> _THE TASK_
Find each line holding the word "Papertrans" and give the number of such lines, nothing else.

(Structured figure records)
········

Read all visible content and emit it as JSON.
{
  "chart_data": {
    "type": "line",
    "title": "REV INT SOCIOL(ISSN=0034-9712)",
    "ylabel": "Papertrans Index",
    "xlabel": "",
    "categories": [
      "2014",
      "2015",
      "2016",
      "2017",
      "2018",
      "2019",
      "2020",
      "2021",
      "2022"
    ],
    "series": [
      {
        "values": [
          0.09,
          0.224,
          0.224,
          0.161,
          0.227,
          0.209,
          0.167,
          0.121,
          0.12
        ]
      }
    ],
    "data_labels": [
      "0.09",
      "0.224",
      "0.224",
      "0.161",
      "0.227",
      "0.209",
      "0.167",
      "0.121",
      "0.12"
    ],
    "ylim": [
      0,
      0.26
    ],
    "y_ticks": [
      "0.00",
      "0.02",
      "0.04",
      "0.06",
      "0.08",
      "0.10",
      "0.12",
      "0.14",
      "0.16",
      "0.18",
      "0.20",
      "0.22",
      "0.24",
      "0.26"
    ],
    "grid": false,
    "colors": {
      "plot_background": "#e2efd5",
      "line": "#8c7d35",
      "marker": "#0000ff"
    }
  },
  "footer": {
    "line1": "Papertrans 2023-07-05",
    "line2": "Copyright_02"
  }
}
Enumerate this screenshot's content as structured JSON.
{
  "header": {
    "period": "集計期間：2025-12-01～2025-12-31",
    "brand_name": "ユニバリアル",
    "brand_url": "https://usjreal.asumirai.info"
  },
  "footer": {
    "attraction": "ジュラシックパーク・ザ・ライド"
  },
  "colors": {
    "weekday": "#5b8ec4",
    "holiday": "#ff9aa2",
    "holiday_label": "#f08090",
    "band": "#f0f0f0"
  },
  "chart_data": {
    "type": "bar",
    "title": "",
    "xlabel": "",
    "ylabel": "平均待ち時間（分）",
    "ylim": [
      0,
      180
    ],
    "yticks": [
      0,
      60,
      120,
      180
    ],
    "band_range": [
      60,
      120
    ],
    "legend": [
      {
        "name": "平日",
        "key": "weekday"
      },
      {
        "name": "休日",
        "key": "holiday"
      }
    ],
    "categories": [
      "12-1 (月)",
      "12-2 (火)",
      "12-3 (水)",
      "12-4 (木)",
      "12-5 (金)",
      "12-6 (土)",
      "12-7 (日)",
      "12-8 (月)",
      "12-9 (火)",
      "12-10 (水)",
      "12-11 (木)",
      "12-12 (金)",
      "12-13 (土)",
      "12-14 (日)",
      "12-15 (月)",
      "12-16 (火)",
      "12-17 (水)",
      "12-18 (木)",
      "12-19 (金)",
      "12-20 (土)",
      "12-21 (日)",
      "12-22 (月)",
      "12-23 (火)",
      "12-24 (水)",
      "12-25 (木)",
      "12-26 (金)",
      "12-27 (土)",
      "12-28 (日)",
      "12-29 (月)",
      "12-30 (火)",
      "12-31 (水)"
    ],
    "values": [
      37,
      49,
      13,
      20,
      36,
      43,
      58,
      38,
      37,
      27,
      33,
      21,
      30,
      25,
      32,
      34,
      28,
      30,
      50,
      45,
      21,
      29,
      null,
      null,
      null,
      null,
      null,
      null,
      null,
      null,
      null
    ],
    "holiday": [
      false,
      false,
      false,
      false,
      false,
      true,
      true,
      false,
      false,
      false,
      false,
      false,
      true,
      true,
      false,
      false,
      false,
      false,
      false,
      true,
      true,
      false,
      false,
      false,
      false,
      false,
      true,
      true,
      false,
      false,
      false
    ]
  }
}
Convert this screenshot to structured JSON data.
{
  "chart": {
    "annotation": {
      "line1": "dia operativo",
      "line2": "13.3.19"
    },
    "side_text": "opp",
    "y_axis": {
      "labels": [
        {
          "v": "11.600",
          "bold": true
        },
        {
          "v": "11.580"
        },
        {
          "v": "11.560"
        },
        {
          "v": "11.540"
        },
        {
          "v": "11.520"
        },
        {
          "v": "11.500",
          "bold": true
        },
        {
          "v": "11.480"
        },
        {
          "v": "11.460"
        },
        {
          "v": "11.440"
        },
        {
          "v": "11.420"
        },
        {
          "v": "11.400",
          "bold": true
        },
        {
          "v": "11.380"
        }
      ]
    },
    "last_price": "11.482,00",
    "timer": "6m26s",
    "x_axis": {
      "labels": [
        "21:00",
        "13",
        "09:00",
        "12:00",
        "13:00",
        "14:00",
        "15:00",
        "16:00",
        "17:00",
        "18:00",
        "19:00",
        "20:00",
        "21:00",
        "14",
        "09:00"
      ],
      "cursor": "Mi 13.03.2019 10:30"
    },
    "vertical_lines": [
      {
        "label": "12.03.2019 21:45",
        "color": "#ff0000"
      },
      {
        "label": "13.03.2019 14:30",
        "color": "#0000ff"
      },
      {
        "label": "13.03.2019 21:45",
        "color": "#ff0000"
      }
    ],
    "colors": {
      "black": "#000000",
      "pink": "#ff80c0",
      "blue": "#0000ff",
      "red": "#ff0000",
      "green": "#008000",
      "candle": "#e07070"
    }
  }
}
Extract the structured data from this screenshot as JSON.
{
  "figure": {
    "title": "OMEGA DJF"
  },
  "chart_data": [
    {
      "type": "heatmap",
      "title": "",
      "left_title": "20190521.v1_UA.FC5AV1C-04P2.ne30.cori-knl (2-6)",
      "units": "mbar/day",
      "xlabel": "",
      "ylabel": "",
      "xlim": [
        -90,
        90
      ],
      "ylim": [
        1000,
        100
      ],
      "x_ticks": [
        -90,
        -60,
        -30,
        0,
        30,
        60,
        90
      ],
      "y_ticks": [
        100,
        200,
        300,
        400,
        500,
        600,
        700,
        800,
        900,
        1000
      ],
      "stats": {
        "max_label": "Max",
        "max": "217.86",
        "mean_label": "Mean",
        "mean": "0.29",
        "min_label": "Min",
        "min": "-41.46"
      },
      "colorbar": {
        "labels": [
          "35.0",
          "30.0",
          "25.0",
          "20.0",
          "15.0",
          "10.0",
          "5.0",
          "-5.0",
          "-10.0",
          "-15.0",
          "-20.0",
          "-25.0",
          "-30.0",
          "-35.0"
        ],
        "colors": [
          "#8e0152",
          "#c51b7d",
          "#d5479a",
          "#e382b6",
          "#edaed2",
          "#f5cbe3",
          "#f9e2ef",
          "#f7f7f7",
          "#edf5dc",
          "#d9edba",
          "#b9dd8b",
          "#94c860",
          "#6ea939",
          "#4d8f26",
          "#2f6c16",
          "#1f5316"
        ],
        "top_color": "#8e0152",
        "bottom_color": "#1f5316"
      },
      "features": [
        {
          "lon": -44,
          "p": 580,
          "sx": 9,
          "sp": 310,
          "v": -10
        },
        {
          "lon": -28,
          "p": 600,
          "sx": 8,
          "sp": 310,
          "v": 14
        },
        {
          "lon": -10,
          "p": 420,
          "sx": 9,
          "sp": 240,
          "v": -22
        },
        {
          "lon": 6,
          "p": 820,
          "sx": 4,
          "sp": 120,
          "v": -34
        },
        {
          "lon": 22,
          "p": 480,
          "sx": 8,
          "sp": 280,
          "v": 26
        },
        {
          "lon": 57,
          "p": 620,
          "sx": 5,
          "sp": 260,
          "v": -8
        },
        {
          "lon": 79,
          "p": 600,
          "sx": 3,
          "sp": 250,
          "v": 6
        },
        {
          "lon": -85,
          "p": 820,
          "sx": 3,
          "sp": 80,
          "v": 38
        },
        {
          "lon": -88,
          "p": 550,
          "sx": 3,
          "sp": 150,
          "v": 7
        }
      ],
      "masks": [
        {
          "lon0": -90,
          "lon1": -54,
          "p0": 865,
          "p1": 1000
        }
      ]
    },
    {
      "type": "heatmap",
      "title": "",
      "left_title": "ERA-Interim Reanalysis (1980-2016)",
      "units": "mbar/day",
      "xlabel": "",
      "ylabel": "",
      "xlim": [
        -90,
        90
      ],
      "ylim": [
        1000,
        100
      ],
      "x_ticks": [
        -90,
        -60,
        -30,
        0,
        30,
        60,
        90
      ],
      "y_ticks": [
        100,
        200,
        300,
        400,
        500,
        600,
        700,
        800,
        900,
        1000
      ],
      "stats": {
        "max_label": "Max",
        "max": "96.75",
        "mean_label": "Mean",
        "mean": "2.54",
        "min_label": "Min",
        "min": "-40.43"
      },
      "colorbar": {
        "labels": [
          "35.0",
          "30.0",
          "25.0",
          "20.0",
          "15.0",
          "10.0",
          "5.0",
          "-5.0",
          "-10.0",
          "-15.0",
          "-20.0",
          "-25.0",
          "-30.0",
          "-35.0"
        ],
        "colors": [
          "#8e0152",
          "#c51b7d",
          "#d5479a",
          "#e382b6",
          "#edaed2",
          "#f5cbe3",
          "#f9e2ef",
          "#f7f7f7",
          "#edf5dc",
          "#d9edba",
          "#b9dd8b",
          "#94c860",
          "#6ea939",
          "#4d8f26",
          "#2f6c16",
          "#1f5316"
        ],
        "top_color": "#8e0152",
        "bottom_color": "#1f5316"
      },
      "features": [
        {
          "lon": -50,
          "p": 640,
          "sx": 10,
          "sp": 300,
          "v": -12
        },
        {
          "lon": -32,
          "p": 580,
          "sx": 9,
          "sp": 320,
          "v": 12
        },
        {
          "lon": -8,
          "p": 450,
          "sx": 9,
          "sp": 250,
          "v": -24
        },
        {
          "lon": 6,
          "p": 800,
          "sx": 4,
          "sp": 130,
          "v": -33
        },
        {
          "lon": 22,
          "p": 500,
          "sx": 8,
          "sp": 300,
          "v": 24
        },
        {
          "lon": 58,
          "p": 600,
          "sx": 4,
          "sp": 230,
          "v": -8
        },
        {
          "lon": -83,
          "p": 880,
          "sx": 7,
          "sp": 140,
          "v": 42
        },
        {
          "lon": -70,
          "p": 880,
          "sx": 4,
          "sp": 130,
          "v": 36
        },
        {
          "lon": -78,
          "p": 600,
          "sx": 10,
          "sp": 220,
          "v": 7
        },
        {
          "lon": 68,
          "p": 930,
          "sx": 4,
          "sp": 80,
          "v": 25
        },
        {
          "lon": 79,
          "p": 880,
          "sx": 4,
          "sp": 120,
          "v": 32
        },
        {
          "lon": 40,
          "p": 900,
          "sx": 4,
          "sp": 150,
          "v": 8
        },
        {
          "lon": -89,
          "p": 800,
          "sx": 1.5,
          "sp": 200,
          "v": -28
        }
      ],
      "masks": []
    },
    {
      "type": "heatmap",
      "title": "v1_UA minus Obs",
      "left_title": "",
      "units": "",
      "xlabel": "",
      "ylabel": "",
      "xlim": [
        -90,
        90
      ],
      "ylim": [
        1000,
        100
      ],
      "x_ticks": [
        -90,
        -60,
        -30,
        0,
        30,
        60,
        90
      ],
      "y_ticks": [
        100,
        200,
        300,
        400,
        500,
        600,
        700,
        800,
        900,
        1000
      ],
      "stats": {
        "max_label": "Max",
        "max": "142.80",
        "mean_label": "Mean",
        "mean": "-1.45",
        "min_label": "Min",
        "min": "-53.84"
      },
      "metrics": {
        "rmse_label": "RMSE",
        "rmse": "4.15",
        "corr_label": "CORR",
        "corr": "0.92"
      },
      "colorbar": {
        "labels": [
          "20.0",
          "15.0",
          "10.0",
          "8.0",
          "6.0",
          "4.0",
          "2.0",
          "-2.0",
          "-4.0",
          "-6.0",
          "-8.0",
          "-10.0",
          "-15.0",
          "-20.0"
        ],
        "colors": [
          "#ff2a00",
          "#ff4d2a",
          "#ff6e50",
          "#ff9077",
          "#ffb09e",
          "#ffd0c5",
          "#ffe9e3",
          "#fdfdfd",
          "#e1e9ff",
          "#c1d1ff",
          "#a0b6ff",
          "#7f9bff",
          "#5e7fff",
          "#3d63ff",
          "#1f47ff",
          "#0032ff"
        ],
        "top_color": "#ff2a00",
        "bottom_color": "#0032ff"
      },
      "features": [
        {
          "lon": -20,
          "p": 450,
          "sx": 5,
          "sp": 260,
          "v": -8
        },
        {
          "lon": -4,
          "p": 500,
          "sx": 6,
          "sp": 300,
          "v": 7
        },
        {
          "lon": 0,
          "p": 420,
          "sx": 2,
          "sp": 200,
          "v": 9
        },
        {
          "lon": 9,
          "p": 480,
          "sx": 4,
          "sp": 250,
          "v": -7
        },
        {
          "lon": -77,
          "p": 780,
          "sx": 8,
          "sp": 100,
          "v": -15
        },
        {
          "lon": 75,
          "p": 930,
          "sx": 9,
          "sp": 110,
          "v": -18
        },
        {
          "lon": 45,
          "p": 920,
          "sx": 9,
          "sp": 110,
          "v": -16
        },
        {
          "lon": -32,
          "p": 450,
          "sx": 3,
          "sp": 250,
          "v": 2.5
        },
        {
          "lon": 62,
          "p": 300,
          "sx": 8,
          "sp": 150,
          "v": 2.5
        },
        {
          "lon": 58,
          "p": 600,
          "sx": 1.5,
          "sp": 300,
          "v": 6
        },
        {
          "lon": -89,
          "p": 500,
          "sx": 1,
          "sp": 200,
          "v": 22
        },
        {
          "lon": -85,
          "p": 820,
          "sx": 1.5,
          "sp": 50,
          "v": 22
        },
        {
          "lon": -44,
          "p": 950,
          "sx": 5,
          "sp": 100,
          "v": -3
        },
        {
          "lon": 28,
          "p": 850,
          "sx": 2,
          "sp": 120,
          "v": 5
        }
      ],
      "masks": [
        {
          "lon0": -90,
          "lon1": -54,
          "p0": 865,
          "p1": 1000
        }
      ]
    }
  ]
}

········

> _SOLUTION FOR THIS PROBLEM_
2